■ Work to complete ■
Could you extract every entry below and reproduce it exactly?

■ Data lines ■
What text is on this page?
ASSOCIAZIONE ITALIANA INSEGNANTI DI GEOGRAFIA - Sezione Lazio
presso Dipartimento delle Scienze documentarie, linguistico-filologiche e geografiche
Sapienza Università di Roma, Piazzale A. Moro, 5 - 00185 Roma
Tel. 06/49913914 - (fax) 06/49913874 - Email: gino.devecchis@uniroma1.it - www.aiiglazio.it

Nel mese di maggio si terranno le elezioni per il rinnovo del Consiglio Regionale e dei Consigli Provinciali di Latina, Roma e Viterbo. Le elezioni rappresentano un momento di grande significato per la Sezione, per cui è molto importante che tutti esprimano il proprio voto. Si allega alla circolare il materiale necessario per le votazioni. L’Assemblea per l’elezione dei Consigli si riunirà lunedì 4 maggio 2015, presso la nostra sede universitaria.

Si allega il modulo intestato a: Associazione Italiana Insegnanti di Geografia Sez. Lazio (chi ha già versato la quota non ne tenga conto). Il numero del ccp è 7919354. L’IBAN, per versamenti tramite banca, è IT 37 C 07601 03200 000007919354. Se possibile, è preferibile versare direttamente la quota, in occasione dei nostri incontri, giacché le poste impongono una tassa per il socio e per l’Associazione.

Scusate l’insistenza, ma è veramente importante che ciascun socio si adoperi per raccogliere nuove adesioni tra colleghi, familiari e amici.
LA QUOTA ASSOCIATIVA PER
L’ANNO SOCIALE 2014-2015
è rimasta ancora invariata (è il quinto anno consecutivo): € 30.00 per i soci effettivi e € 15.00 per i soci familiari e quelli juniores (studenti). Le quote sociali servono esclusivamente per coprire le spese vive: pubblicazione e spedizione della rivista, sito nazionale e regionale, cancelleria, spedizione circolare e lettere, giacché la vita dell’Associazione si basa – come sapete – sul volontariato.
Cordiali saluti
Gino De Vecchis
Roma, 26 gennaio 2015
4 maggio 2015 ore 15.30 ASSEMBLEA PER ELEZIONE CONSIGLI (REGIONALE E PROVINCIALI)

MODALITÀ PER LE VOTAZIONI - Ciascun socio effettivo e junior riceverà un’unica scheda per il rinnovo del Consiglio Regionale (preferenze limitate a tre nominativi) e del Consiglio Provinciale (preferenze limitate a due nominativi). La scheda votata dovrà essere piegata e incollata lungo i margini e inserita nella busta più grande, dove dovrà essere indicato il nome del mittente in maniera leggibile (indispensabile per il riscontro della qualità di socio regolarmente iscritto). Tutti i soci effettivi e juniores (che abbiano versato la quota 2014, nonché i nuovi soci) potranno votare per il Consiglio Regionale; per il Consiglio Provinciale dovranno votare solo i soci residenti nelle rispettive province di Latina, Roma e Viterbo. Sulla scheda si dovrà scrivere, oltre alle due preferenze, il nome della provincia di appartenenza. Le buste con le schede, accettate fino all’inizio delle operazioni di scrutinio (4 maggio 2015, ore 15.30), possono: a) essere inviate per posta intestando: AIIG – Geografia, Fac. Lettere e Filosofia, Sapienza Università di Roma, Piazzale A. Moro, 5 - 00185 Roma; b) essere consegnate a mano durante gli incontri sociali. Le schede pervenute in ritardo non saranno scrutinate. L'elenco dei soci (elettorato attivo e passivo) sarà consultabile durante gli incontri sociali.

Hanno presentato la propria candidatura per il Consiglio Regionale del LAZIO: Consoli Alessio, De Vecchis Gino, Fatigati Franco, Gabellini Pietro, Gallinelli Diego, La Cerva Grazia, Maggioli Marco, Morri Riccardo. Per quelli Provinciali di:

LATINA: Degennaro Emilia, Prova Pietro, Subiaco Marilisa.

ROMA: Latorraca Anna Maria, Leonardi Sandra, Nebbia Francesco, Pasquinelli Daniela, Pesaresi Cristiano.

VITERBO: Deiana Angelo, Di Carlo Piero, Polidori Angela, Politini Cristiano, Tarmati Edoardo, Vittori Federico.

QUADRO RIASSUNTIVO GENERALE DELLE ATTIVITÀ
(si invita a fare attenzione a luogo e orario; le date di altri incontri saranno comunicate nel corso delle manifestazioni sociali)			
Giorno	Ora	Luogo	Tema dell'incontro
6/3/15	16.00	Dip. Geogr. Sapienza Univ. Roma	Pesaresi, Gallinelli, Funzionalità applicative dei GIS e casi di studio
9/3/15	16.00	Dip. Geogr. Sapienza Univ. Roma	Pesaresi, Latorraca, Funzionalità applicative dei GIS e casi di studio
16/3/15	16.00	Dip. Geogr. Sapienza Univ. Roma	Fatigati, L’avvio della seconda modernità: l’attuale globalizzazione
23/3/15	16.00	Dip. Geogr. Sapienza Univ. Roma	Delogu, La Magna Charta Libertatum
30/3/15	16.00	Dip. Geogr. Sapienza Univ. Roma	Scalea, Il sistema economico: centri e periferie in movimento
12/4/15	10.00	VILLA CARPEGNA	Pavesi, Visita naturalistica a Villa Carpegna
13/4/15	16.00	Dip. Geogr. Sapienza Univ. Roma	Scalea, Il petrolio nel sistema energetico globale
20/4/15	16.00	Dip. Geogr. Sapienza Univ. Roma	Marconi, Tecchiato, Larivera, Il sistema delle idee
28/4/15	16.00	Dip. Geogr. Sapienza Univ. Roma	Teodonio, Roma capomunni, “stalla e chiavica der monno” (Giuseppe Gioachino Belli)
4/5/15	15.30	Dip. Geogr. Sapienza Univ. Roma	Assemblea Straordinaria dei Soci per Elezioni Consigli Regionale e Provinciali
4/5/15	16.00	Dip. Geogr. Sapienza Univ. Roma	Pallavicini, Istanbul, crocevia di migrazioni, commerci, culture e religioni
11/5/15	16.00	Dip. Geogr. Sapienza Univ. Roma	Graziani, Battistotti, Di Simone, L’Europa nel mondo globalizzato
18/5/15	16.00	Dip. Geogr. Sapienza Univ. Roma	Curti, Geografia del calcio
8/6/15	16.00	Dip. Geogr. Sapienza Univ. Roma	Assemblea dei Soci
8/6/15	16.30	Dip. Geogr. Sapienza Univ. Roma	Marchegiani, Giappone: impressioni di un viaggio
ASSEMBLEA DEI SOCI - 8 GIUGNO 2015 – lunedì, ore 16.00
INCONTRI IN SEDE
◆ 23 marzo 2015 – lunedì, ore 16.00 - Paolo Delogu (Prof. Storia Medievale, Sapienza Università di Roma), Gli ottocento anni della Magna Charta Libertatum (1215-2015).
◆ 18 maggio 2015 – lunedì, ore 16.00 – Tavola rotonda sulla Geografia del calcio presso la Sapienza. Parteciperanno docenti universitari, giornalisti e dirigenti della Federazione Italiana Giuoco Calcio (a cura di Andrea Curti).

■ Correct output ■
What text is on this page?
ASSOCIAZIONE ITALIANA INSEGNANTI DI GEOGRAFIA - Sezione Lazio
presso Dipartimento delle Scienze documentarie, linguistico-filologiche e geografiche
Sapienza Università di Roma, Piazzale A. Moro, 5 - 00185 Roma
Tel. 06/49913914 - (fax) 06/49913874 - Email: gino.devecchis@uniroma1.it - www.aiiglazio.it

Nel mese di maggio si terranno le elezioni per il rinnovo del Consiglio Regionale e dei Consigli Provinciali di Latina, Roma e Viterbo. Le elezioni rappresentano un momento di grande significato per la Sezione, per cui è molto importante che tutti esprimano il proprio voto. Si allega alla circolare il materiale necessario per le votazioni. L’Assemblea per l’elezione dei Consigli si riunirà lunedì 4 maggio 2015, presso la nostra sede universitaria.

Si allega il modulo intestato a: Associazione Italiana Insegnanti di Geografia Sez. Lazio (chi ha già versato la quota non ne tenga conto). Il numero del ccp è 7919354. L’IBAN, per versamenti tramite banca, è IT 37 C 07601 03200 000007919354. Se possibile, è preferibile versare direttamente la quota, in occasione dei nostri incontri, giacché le poste impongono una tassa per il socio e per l’Associazione.

Scusate l’insistenza, ma è veramente importante che ciascun socio si adoperi per raccogliere nuove adesioni tra colleghi, familiari e amici.
LA QUOTA ASSOCIATIVA PER
L’ANNO SOCIALE 2014-2015
è rimasta ancora invariata (è il quinto anno consecutivo): € 30.00 per i soci effettivi e € 15.00 per i soci familiari e quelli juniores (studenti). Le quote sociali servono esclusivamente per coprire le spese vive: pubblicazione e spedizione della rivista, sito nazionale e regionale, cancelleria, spedizione circolare e lettere, giacché la vita dell’Associazione si basa – come sapete – sul volontariato.
Cordiali saluti
Gino De Vecchis
Roma, 26 gennaio 2015
4 maggio 2015 ore 15.30 ASSEMBLEA PER ELEZIONE CONSIGLI (REGIONALE E PROVINCIALI)

MODALITÀ PER LE VOTAZIONI - Ciascun socio effettivo e junior riceverà un’unica scheda per il rinnovo del Consiglio Regionale (preferenze limitate a tre nominativi) e del Consiglio Provinciale (preferenze limitate a due nominativi). La scheda votata dovrà essere piegata e incollata lungo i margini e inserita nella busta più grande, dove dovrà essere indicato il nome del mittente in maniera leggibile (indispensabile per il riscontro della qualità di socio regolarmente iscritto). Tutti i soci effettivi e juniores (che abbiano versato la quota 2014, nonché i nuovi soci) potranno votare per il Consiglio Regionale; per il Consiglio Provinciale dovranno votare solo i soci residenti nelle rispettive province di Latina, Roma e Viterbo. Sulla scheda si dovrà scrivere, oltre alle due preferenze, il nome della provincia di appartenenza. Le buste con le schede, accettate fino all’inizio delle operazioni di scrutinio (4 maggio 2015, ore 15.30), possono: a) essere inviate per posta intestando: AIIG – Geografia, Fac. Lettere e Filosofia, Sapienza Università di Roma, Piazzale A. Moro, 5 - 00185 Roma; b) essere consegnate a mano durante gli incontri sociali. Le schede pervenute in ritardo non saranno scrutinate. L'elenco dei soci (elettorato attivo e passivo) sarà consultabile durante gli incontri sociali.

Hanno presentato la propria candidatura per il Consiglio Regionale del LAZIO: Consoli Alessio, De Vecchis Gino, Fatigati Franco, Gabellini Pietro, Gallinelli Diego, La Cerva Grazia, Maggioli Marco, Morri Riccardo. Per quelli Provinciali di:

LATINA: Degennaro Emilia, Prova Pietro, Subiaco Marilisa.

ROMA: Latorraca Anna Maria, Leonardi Sandra, Nebbia Francesco, Pasquinelli Daniela, Pesaresi Cristiano.

VITERBO: Deiana Angelo, Di Carlo Piero, Polidori Angela, Politini Cristiano, Tarmati Edoardo, Vittori Federico.

QUADRO RIASSUNTIVO GENERALE DELLE ATTIVITÀ
(si invita a fare attenzione a luogo e orario; le date di altri incontri saranno comunicate nel corso delle manifestazioni sociali)			
Giorno	Ora	Luogo	Tema dell'incontro
6/3/15	16.00	Dip. Geogr. Sapienza Univ. Roma	Pesaresi, Gallinelli, Funzionalità applicative dei GIS e casi di studio
9/3/15	16.00	Dip. Geogr. Sapienza Univ. Roma	Pesaresi, Latorraca, Funzionalità applicative dei GIS e casi di studio
16/3/15	16.00	Dip. Geogr. Sapienza Univ. Roma	Fatigati, L’avvio della seconda modernità: l’attuale globalizzazione
23/3/15	16.00	Dip. Geogr. Sapienza Univ. Roma	Delogu, La Magna Charta Libertatum
30/3/15	16.00	Dip. Geogr. Sapienza Univ. Roma	Scalea, Il sistema economico: centri e periferie in movimento
12/4/15	10.00	VILLA CARPEGNA	Pavesi, Visita naturalistica a Villa Carpegna
13/4/15	16.00	Dip. Geogr. Sapienza Univ. Roma	Scalea, Il petrolio nel sistema energetico globale
20/4/15	16.00	Dip. Geogr. Sapienza Univ. Roma	Marconi, Tecchiato, Larivera, Il sistema delle idee
28/4/15	16.00	Dip. Geogr. Sapienza Univ. Roma	Teodonio, Roma capomunni, “stalla e chiavica der monno” (Giuseppe Gioachino Belli)
4/5/15	15.30	Dip. Geogr. Sapienza Univ. Roma	Assemblea Straordinaria dei Soci per Elezioni Consigli Regionale e Provinciali
4/5/15	16.00	Dip. Geogr. Sapienza Univ. Roma	Pallavicini, Istanbul, crocevia di migrazioni, commerci, culture e religioni
11/5/15	16.00	Dip. Geogr. Sapienza Univ. Roma	Graziani, Battistotti, Di Simone, L’Europa nel mondo globalizzato
18/5/15	16.00	Dip. Geogr. Sapienza Univ. Roma	Curti, Geografia del calcio
8/6/15	16.00	Dip. Geogr. Sapienza Univ. Roma	Assemblea dei Soci
8/6/15	16.30	Dip. Geogr. Sapienza Univ. Roma	Marchegiani, Giappone: impressioni di un viaggio
ASSEMBLEA DEI SOCI - 8 GIUGNO 2015 – lunedì, ore 16.00
INCONTRI IN SEDE
◆ 23 marzo 2015 – lunedì, ore 16.00 - Paolo Delogu (Prof. Storia Medievale, Sapienza Università di Roma), Gli ottocento anni della Magna Charta Libertatum (1215-2015).
◆ 18 maggio 2015 – lunedì, ore 16.00 – Tavola rotonda sulla Geografia del calcio presso la Sapienza. Parteciperanno docenti universitari, giornalisti e dirigenti della Federazione Italiana Giuoco Calcio (a cura di Andrea Curti).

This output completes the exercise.